Extract the listing below in full, unchanged.

◆ Material to process:
──────────────────────────────

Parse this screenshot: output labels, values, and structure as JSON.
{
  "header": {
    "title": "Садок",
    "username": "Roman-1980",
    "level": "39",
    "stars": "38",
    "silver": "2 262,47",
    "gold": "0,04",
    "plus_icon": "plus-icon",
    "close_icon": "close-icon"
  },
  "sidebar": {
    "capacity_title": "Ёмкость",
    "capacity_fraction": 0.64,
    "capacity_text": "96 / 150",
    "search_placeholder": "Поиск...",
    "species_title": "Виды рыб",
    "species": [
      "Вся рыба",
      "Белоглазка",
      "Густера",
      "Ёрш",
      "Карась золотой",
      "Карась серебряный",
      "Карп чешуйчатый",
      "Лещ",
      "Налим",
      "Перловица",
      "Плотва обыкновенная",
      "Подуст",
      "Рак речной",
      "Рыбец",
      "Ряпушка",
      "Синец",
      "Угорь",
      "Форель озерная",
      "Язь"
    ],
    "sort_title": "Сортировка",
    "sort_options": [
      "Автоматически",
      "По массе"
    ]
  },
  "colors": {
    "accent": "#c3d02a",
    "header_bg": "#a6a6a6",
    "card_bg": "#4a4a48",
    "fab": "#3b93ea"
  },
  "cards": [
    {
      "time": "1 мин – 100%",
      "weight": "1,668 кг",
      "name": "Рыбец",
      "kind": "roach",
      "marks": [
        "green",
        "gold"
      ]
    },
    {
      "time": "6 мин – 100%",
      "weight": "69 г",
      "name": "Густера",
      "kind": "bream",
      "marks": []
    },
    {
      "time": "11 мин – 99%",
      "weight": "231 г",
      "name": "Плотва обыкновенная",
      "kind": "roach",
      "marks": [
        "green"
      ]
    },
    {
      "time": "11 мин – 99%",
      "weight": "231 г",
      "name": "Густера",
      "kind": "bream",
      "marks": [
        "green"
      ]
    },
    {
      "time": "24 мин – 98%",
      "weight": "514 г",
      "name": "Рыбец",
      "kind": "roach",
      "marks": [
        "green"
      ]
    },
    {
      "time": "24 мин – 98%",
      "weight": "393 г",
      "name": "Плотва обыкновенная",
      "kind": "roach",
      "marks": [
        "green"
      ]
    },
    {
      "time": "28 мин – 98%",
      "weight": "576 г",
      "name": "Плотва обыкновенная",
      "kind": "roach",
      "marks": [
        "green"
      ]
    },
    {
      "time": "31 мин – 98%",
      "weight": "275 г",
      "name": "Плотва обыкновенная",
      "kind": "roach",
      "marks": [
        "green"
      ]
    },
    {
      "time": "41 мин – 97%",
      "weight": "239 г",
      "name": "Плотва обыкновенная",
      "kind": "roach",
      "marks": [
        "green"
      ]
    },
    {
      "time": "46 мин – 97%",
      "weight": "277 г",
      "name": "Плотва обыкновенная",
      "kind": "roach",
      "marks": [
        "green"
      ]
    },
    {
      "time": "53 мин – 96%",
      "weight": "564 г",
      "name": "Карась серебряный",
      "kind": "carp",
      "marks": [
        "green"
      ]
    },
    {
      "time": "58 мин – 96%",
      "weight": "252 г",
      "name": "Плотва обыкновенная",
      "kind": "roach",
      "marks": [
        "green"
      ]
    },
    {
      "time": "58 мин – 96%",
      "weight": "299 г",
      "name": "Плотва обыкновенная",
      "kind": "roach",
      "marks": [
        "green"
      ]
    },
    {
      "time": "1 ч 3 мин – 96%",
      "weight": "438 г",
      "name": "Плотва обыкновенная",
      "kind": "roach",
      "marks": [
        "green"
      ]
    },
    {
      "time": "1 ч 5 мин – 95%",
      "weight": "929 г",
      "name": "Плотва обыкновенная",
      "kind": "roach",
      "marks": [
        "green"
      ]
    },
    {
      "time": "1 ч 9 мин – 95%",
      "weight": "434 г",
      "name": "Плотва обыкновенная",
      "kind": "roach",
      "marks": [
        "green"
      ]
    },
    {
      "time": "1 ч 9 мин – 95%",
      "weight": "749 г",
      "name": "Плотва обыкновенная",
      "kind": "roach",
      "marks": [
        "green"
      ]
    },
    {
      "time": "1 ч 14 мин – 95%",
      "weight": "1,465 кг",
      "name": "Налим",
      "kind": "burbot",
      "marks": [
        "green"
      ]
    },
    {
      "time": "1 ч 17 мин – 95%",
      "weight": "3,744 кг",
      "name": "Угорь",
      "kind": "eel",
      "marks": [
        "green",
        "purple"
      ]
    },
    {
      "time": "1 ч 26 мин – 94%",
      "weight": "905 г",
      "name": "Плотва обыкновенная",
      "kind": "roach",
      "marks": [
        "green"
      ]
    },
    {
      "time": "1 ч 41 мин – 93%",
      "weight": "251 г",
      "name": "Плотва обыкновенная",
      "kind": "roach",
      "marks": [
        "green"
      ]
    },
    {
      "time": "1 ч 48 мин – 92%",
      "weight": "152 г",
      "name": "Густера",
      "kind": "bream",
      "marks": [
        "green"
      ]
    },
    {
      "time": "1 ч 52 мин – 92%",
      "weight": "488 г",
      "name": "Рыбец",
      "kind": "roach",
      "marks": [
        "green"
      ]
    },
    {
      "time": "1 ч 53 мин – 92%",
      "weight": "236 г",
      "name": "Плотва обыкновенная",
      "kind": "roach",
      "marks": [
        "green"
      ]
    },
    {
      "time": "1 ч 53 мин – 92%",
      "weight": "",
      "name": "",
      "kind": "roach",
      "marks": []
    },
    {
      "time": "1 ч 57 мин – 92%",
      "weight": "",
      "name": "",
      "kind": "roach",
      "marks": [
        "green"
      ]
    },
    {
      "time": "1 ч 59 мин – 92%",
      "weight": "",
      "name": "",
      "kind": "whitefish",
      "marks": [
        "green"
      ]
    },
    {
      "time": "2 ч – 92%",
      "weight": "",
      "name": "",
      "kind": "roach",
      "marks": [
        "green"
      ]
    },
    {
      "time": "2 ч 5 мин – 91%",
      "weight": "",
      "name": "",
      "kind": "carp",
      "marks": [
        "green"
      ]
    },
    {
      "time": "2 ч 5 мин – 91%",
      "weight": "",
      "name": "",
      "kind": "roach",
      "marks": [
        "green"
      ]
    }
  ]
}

──────────────────────────────

◆ Solution to the exercise:
Parse this screenshot: output labels, values, and structure as JSON.
{
  "header": {
    "title": "Садок",
    "username": "Roman-1980",
    "level": "39",
    "stars": "38",
    "silver": "2 262,47",
    "gold": "0,04",
    "plus_icon": "plus-icon",
    "close_icon": "close-icon"
  },
  "sidebar": {
    "capacity_title": "Ёмкость",
    "capacity_fraction": 0.64,
    "capacity_text": "96 / 150",
    "search_placeholder": "Поиск...",
    "species_title": "Виды рыб",
    "species": [
      "Вся рыба",
      "Белоглазка",
      "Густера",
      "Ёрш",
      "Карась золотой",
      "Карась серебряный",
      "Карп чешуйчатый",
      "Лещ",
      "Налим",
      "Перловица",
      "Плотва обыкновенная",
      "Подуст",
      "Рак речной",
      "Рыбец",
      "Ряпушка",
      "Синец",
      "Угорь",
      "Форель озерная",
      "Язь"
    ],
    "sort_title": "Сортировка",
    "sort_options": [
      "Автоматически",
      "По массе"
    ]
  },
  "colors": {
    "accent": "#c3d02a",
    "header_bg": "#a6a6a6",
    "card_bg": "#4a4a48",
    "fab": "#3b93ea"
  },
  "cards": [
    {
      "time": "1 мин – 100%",
      "weight": "1,668 кг",
      "name": "Рыбец",
      "kind": "roach",
      "marks": [
        "green",
        "gold"
      ]
    },
    {
      "time": "6 мин – 100%",
      "weight": "69 г",
      "name": "Густера",
      "kind": "bream",
      "marks": []
    },
    {
      "time": "11 мин – 99%",
      "weight": "231 г",
      "name": "Плотва обыкновенная",
      "kind": "roach",
      "marks": [
        "green"
      ]
    },
    {
      "time": "11 мин – 99%",
      "weight": "231 г",
      "name": "Густера",
      "kind": "bream",
      "marks": [
        "green"
      ]
    },
    {
      "time": "24 мин – 98%",
      "weight": "514 г",
      "name": "Рыбец",
      "kind": "roach",
      "marks": [
        "green"
      ]
    },
    {
      "time": "24 мин – 98%",
      "weight": "393 г",
      "name": "Плотва обыкновенная",
      "kind": "roach",
      "marks": [
        "green"
      ]
    },
    {
      "time": "28 мин – 98%",
      "weight": "576 г",
      "name": "Плотва обыкновенная",
      "kind": "roach",
      "marks": [
        "green"
      ]
    },
    {
      "time": "31 мин – 98%",
      "weight": "275 г",
      "name": "Плотва обыкновенная",
      "kind": "roach",
      "marks": [
        "green"
      ]
    },
    {
      "time": "41 мин – 97%",
      "weight": "239 г",
      "name": "Плотва обыкновенная",
      "kind": "roach",
      "marks": [
        "green"
      ]
    },
    {
      "time": "46 мин – 97%",
      "weight": "277 г",
      "name": "Плотва обыкновенная",
      "kind": "roach",
      "marks": [
        "green"
      ]
    },
    {
      "time": "53 мин – 96%",
      "weight": "564 г",
      "name": "Карась серебряный",
      "kind": "carp",
      "marks": [
        "green"
      ]
    },
    {
      "time": "58 мин – 96%",
      "weight": "252 г",
      "name": "Плотва обыкновенная",
      "kind": "roach",
      "marks": [
        "green"
      ]
    },
    {
      "time": "58 мин – 96%",
      "weight": "299 г",
      "name": "Плотва обыкновенная",
      "kind": "roach",
      "marks": [
        "green"
      ]
    },
    {
      "time": "1 ч 3 мин – 96%",
      "weight": "438 г",
      "name": "Плотва обыкновенная",
      "kind": "roach",
      "marks": [
        "green"
      ]
    },
    {
      "time": "1 ч 5 мин – 95%",
      "weight": "929 г",
      "name": "Плотва обыкновенная",
      "kind": "roach",
      "marks": [
        "green"
      ]
    },
    {
      "time": "1 ч 9 мин – 95%",
      "weight": "434 г",
      "name": "Плотва обыкновенная",
      "kind": "roach",
      "marks": [
        "green"
      ]
    },
    {
      "time": "1 ч 9 мин – 95%",
      "weight": "749 г",
      "name": "Плотва обыкновенная",
      "kind": "roach",
      "marks": [
        "green"
      ]
    },
    {
      "time": "1 ч 14 мин – 95%",
      "weight": "1,465 кг",
      "name": "Налим",
      "kind": "burbot",
      "marks": [
        "green"
      ]
    },
    {
      "time": "1 ч 17 мин – 95%",
      "weight": "3,744 кг",
      "name": "Угорь",
      "kind": "eel",
      "marks": [
        "green",
        "purple"
      ]
    },
    {
      "time": "1 ч 26 мин – 94%",
      "weight": "905 г",
      "name": "Плотва обыкновенная",
      "kind": "roach",
      "marks": [
        "green"
      ]
    },
    {
      "time": "1 ч 41 мин – 93%",
      "weight": "251 г",
      "name": "Плотва обыкновенная",
      "kind": "roach",
      "marks": [
        "green"
      ]
    },
    {
      "time": "1 ч 48 мин – 92%",
      "weight": "152 г",
      "name": "Густера",
      "kind": "bream",
      "marks": [
        "green"
      ]
    },
    {
      "time": "1 ч 52 мин – 92%",
      "weight": "488 г",
      "name": "Рыбец",
      "kind": "roach",
      "marks": [
        "green"
      ]
    },
    {
      "time": "1 ч 53 мин – 92%",
      "weight": "236 г",
      "name": "Плотва обыкновенная",
      "kind": "roach",
      "marks": [
        "green"
      ]
    },
    {
      "time": "1 ч 53 мин – 92%",
      "weight": "",
      "name": "",
      "kind": "roach",
      "marks": []
    },
    {
      "time": "1 ч 57 мин – 92%",
      "weight": "",
      "name": "",
      "kind": "roach",
      "marks": [
        "green"
      ]
    },
    {
      "time": "1 ч 59 мин – 92%",
      "weight": "",
      "name": "",
      "kind": "whitefish",
      "marks": [
        "green"
      ]
    },
    {
      "time": "2 ч – 92%",
      "weight": "",
      "name": "",
      "kind": "roach",
      "marks": [
        "green"
      ]
    },
    {
      "time": "2 ч 5 мин – 91%",
      "weight": "",
      "name": "",
      "kind": "carp",
      "marks": [
        "green"
      ]
    },
    {
      "time": "2 ч 5 мин – 91%",
      "weight": "",
      "name": "",
      "kind": "roach",
      "marks": [
        "green"
      ]
    }
  ]
}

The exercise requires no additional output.